>> begin Given entries
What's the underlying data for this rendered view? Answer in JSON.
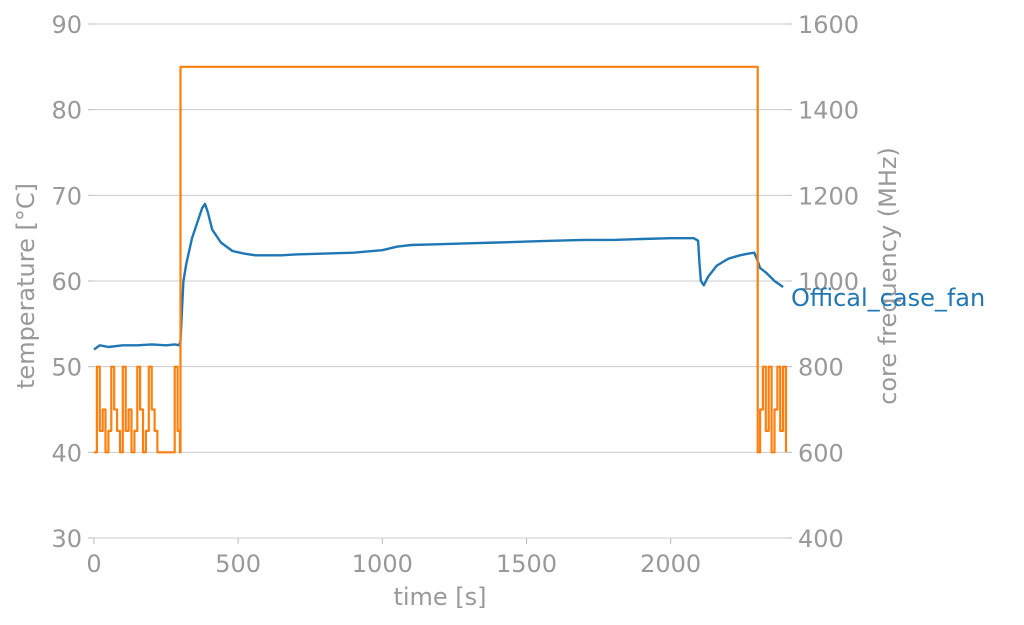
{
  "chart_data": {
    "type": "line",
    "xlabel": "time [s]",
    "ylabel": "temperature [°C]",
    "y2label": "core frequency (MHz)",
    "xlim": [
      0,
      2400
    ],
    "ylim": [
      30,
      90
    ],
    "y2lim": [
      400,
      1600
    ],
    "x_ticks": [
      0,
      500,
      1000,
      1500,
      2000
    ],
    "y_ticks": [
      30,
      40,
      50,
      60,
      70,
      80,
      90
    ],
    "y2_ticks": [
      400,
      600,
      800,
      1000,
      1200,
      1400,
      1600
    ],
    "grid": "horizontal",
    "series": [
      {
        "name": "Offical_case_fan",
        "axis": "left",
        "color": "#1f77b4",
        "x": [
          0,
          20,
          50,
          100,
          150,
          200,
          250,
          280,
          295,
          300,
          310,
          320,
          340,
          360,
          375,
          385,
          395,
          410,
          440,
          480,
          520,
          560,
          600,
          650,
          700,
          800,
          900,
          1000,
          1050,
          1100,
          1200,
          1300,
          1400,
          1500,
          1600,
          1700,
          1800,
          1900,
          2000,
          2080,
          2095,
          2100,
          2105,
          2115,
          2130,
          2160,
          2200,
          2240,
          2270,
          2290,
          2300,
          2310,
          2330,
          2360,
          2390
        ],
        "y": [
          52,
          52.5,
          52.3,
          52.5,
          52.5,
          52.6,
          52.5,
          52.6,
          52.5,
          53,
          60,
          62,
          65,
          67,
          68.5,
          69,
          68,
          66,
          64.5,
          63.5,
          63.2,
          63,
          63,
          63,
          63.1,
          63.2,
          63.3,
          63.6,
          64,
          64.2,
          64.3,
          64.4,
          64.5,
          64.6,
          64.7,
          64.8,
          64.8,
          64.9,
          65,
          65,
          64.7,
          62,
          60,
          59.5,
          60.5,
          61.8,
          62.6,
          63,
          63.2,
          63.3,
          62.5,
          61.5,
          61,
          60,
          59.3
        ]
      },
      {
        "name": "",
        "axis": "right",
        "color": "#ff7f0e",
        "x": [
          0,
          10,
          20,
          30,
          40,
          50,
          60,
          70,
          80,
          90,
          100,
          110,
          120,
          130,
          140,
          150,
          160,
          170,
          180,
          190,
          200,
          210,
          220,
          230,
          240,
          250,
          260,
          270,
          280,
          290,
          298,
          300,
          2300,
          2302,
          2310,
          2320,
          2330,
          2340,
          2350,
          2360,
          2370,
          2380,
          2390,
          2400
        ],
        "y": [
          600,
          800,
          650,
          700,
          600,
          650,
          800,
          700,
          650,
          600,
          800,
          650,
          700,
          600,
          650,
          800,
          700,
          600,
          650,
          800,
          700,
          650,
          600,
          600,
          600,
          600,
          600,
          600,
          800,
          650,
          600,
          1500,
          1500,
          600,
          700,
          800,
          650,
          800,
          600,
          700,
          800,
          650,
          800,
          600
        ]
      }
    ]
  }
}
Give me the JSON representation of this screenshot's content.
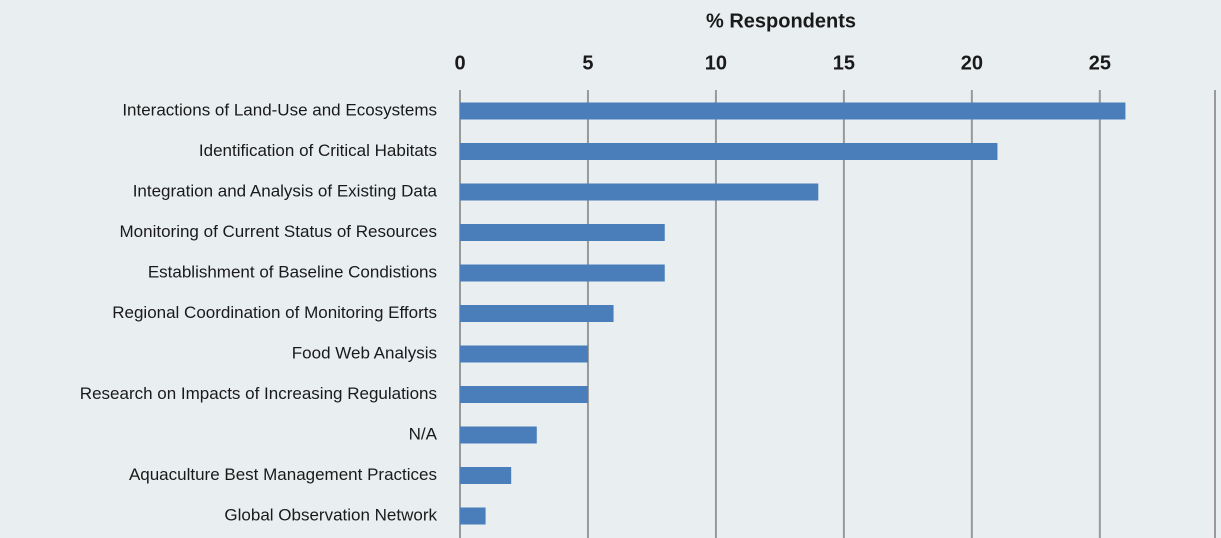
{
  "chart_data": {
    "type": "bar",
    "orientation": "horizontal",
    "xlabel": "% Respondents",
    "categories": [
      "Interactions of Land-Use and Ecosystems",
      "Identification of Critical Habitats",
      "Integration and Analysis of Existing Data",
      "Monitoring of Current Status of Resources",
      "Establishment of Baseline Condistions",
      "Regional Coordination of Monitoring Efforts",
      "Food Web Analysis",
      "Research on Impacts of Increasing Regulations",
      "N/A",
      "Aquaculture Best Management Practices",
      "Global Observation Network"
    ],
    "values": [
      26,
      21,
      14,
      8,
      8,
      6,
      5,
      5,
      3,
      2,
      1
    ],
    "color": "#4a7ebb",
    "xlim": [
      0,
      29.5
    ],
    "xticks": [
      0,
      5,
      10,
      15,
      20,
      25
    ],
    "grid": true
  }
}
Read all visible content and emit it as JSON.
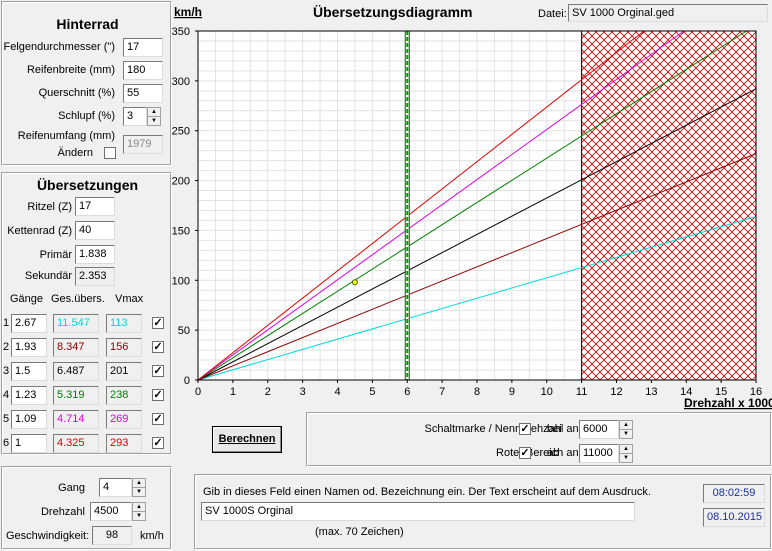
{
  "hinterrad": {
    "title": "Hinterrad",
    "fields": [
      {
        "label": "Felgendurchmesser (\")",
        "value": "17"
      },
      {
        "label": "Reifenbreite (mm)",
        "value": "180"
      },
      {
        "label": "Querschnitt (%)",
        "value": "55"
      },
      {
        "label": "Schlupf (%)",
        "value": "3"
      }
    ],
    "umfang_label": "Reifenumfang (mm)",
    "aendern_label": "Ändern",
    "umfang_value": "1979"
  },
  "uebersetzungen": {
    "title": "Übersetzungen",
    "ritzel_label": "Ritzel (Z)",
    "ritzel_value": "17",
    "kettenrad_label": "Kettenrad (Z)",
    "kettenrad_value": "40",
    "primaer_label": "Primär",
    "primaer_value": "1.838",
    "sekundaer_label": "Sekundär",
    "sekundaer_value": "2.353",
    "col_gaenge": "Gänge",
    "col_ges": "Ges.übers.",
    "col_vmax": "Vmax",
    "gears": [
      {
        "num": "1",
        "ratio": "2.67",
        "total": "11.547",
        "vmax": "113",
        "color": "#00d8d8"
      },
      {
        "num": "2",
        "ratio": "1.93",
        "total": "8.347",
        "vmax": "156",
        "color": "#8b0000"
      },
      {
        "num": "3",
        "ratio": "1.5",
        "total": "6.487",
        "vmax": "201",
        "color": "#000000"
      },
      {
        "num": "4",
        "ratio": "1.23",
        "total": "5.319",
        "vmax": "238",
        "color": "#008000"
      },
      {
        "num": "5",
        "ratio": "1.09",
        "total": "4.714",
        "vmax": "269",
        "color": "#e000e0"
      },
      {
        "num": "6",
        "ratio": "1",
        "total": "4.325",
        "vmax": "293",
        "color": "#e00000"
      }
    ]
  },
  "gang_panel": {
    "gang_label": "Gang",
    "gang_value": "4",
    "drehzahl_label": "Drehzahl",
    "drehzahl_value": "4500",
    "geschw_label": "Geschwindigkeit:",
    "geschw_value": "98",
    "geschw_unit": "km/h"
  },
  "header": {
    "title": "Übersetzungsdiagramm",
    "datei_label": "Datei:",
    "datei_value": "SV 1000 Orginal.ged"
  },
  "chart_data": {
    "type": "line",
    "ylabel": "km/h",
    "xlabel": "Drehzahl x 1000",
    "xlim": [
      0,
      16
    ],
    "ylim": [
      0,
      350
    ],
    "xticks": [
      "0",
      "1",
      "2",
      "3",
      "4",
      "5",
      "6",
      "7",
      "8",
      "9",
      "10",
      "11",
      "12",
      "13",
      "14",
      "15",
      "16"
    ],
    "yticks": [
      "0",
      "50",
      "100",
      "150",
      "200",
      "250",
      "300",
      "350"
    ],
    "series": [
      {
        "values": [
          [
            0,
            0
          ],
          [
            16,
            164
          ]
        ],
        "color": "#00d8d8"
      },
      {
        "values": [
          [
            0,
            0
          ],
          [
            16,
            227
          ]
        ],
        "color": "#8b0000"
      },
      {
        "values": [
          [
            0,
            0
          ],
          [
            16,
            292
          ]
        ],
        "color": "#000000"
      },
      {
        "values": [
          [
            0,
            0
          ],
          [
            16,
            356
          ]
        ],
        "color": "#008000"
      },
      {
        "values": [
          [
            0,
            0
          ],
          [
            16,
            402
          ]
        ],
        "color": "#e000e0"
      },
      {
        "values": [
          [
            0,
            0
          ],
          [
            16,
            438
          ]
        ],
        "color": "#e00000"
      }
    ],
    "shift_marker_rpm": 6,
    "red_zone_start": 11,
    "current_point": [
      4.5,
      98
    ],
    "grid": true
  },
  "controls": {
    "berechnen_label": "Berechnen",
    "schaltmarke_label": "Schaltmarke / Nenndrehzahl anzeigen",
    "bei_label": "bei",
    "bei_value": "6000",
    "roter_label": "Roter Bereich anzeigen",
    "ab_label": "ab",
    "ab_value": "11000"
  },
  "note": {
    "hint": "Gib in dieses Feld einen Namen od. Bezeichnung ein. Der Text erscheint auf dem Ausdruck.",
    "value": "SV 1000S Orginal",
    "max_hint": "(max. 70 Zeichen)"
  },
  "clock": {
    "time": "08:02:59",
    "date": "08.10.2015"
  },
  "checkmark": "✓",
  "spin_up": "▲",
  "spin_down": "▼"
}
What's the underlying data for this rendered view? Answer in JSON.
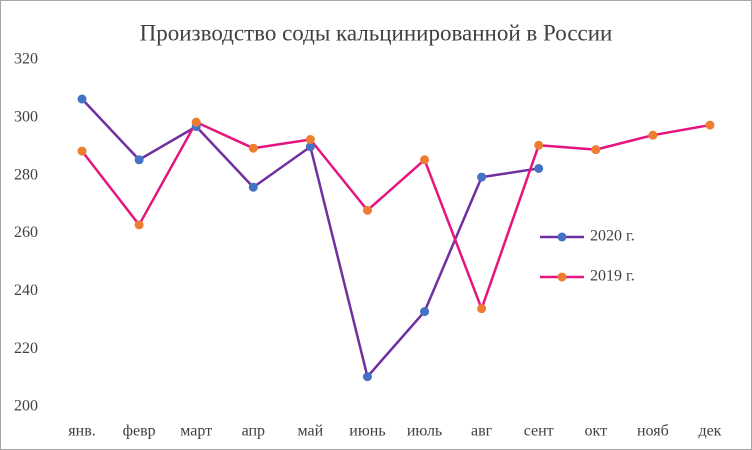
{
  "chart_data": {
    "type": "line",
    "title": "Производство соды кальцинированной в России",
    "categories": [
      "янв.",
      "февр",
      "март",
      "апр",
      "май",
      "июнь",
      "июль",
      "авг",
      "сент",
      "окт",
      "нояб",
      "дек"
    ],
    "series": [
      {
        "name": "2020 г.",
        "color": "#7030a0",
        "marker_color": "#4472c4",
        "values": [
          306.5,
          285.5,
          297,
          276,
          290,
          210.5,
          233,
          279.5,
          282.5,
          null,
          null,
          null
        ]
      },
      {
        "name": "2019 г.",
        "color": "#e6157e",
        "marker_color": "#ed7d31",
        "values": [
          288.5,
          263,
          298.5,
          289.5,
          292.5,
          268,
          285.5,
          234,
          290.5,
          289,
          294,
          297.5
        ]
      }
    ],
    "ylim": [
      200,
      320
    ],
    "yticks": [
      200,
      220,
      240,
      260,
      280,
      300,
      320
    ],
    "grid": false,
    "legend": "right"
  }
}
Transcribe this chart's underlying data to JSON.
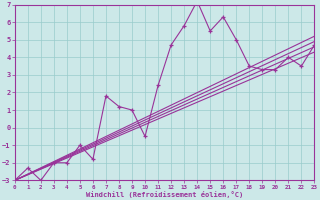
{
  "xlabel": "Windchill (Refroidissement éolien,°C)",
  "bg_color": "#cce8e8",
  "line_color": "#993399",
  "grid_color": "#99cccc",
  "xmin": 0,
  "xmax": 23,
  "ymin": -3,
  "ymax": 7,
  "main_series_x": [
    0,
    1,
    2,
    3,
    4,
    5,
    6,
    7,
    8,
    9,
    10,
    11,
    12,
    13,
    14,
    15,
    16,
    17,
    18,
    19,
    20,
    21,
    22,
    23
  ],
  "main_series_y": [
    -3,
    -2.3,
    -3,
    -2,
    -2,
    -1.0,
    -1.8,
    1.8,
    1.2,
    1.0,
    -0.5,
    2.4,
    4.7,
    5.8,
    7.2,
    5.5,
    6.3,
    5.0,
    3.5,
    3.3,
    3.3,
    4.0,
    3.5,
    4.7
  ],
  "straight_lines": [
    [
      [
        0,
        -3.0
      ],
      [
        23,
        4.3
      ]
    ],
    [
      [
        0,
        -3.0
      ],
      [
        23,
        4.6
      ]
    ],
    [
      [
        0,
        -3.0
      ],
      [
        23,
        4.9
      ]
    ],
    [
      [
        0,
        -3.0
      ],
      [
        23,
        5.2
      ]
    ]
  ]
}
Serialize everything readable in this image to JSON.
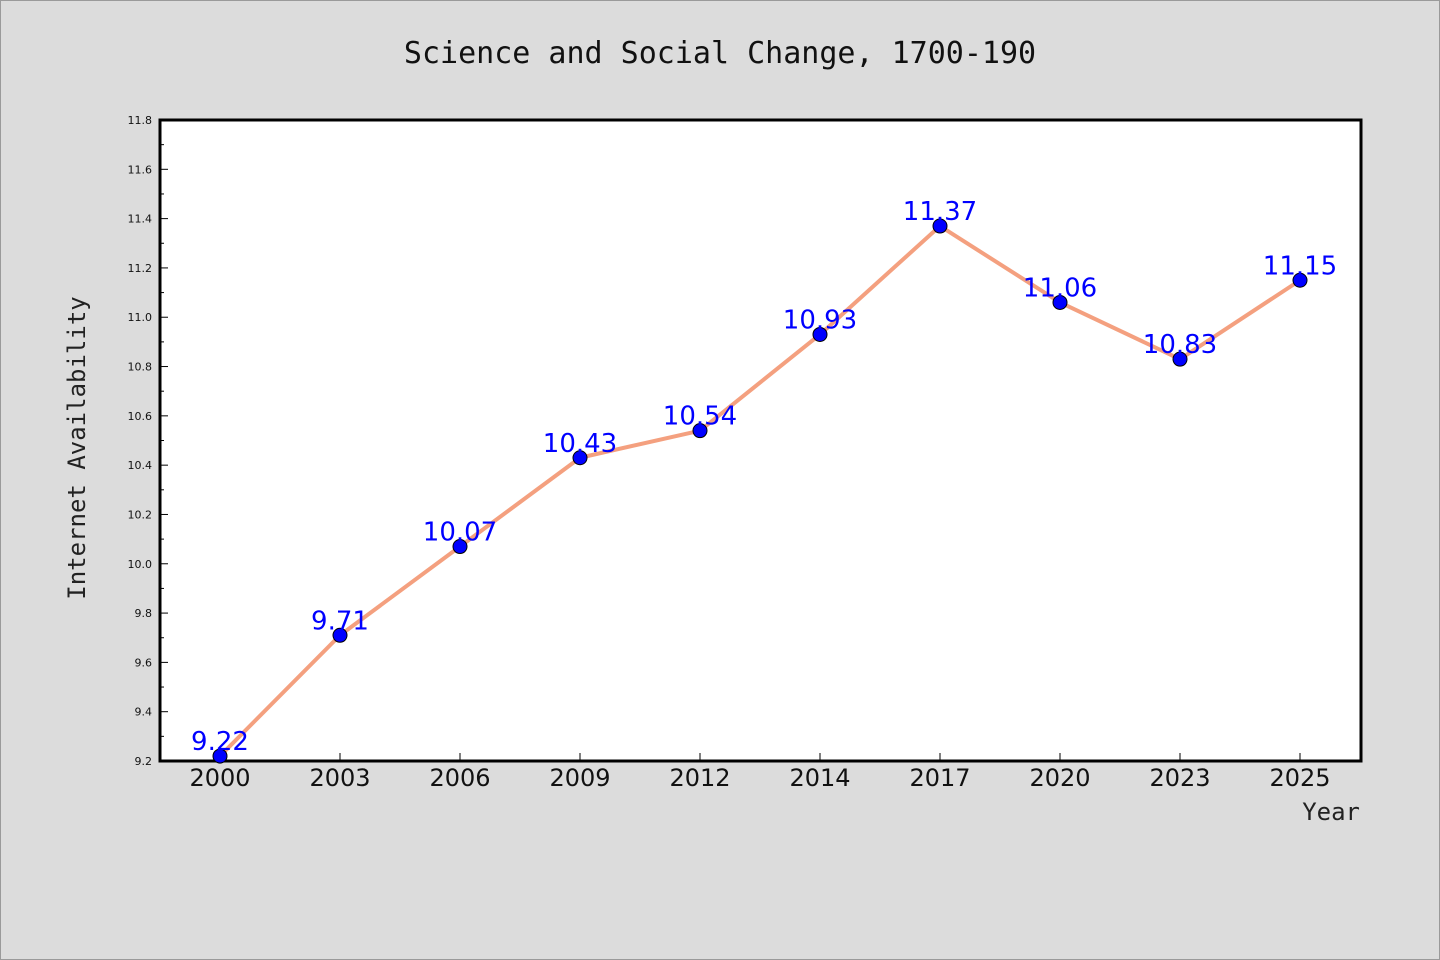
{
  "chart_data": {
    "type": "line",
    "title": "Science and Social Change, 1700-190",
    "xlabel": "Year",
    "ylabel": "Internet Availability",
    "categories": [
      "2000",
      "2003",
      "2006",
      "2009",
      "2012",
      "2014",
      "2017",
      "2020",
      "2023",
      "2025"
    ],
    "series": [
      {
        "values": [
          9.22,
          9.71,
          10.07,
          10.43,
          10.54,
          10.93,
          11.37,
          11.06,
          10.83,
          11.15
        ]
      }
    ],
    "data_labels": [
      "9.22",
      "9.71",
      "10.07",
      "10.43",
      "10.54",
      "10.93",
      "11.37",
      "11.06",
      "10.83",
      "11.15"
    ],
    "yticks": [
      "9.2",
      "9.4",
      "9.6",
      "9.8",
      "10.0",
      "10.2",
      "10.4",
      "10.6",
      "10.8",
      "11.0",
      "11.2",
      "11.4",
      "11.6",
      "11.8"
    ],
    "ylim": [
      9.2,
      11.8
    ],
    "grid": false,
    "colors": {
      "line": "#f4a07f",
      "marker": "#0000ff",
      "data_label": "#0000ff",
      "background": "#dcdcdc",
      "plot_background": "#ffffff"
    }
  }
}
>> end Given entries
Direction: Return each line with "xlabel".

Exercise result:
    "xlabel": "time [s]",
    "xlabel": "% Respondents",
    "xlabel": "Drehzahl x 1000",
  "xlabel": "Windchill (Refroidissement éolien,°C)",
    "xlabel": "Year",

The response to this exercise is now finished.